= The problem =
For this exercise, copy out each line of the material below that includes "ylabel".

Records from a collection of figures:
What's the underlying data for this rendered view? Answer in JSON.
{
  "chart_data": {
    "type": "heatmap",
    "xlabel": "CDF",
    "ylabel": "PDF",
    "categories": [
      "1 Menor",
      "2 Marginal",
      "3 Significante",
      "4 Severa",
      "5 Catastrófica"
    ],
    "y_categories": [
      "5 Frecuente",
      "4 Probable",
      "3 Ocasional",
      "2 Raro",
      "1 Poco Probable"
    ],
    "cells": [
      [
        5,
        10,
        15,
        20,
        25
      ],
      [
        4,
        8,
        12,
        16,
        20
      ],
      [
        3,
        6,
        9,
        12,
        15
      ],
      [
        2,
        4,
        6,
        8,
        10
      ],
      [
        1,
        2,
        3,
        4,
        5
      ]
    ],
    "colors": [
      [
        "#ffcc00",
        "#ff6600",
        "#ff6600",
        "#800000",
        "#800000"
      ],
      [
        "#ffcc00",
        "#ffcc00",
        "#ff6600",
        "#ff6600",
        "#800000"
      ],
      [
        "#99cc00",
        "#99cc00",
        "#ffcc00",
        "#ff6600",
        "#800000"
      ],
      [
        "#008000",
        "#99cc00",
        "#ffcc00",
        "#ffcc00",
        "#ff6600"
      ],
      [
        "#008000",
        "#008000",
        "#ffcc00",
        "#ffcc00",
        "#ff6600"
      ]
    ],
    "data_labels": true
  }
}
---
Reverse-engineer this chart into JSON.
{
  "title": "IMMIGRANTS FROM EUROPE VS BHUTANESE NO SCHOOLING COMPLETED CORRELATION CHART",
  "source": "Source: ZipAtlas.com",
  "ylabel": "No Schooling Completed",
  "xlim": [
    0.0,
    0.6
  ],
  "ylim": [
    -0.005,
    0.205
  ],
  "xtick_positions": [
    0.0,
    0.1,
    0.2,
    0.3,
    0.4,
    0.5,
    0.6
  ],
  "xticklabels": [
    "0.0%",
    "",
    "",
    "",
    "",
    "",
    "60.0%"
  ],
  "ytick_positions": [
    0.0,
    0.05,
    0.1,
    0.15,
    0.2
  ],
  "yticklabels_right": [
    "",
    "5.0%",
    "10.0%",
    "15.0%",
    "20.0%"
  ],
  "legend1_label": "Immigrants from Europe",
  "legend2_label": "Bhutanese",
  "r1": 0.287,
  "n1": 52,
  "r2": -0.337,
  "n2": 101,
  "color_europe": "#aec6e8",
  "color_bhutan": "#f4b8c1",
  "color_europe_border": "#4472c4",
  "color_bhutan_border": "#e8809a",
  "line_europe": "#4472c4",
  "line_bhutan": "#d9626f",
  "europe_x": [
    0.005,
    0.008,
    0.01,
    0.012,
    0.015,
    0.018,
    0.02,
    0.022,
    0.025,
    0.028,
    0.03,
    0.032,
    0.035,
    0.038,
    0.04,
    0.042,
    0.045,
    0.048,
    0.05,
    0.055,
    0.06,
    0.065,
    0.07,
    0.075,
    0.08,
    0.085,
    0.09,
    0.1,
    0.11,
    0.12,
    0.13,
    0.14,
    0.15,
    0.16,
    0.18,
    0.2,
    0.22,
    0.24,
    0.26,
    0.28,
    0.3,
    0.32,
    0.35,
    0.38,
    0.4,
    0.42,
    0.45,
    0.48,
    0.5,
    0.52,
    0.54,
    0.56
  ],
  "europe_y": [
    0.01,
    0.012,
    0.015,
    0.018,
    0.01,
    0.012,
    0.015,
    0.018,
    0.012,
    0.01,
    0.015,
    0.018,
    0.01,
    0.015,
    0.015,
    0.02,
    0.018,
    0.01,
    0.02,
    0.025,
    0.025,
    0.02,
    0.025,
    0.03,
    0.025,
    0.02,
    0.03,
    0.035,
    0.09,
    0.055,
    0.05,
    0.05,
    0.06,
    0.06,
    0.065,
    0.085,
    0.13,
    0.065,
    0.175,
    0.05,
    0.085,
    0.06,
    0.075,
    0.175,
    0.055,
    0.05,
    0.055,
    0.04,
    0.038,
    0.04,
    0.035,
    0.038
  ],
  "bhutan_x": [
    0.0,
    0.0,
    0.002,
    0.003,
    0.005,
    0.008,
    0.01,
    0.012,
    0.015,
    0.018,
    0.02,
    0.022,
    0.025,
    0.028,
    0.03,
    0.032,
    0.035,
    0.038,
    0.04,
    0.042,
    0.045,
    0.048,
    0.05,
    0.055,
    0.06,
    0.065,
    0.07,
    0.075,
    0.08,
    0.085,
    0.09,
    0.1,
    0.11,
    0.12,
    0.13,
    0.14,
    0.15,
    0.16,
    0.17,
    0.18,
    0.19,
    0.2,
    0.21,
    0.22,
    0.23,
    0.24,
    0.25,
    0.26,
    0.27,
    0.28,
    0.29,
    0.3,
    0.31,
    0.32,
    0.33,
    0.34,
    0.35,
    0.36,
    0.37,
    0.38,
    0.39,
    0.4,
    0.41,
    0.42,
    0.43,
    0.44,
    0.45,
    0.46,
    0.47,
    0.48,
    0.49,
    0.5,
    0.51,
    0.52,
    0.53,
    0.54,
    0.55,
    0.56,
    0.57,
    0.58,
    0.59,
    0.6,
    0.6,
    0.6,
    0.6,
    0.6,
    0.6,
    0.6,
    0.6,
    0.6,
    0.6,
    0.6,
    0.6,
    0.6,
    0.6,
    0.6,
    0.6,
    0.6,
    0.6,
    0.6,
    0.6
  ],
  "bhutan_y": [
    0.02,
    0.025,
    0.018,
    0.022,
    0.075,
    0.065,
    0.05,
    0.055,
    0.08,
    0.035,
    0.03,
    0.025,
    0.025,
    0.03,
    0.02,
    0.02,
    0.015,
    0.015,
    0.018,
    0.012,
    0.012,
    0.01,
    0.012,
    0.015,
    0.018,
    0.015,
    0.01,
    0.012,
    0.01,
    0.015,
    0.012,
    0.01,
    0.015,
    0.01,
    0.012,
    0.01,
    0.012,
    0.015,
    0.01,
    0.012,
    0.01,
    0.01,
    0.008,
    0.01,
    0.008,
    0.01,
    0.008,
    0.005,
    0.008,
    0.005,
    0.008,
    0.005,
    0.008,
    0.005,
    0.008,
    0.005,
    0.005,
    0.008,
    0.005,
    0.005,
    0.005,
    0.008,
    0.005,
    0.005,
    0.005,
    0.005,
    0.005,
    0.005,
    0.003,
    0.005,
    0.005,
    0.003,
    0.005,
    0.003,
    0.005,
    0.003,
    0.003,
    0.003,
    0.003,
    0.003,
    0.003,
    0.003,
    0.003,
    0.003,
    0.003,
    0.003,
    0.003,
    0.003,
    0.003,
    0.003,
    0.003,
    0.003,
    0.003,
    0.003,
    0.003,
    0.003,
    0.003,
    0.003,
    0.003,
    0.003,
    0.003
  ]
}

= Finished task =
    "ylabel": "PDF",
  "ylabel": "No Schooling Completed",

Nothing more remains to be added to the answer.